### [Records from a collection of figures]
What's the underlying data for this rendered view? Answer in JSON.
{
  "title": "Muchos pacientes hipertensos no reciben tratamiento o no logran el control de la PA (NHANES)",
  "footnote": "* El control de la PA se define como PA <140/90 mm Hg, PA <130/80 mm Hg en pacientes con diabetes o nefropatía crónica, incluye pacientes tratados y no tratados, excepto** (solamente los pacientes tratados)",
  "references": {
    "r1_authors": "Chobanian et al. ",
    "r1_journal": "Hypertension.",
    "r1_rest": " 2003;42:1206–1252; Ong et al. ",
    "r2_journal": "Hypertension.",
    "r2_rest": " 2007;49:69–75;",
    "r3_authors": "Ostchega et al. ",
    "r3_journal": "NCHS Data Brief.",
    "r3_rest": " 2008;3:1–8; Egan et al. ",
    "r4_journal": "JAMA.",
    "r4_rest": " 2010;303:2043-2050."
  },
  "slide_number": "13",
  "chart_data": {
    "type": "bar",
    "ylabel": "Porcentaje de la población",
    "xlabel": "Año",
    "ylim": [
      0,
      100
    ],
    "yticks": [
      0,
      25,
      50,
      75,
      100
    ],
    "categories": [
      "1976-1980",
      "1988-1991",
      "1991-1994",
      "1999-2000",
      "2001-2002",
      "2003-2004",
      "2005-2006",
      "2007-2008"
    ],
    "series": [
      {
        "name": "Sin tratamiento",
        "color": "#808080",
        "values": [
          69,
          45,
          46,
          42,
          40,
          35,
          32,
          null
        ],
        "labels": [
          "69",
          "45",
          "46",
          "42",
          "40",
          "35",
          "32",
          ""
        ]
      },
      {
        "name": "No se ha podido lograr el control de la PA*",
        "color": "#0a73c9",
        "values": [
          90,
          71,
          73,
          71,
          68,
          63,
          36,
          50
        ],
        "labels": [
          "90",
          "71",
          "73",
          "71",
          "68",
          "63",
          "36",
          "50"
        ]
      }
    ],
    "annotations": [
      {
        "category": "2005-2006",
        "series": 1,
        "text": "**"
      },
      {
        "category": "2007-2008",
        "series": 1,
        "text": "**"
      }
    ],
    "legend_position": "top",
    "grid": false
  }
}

### [Exercise objective]
Look over the listing. Pull out every line with the string "category" in it.

### [Solution for this problem]
        "category": "2005-2006",
        "category": "2007-2008",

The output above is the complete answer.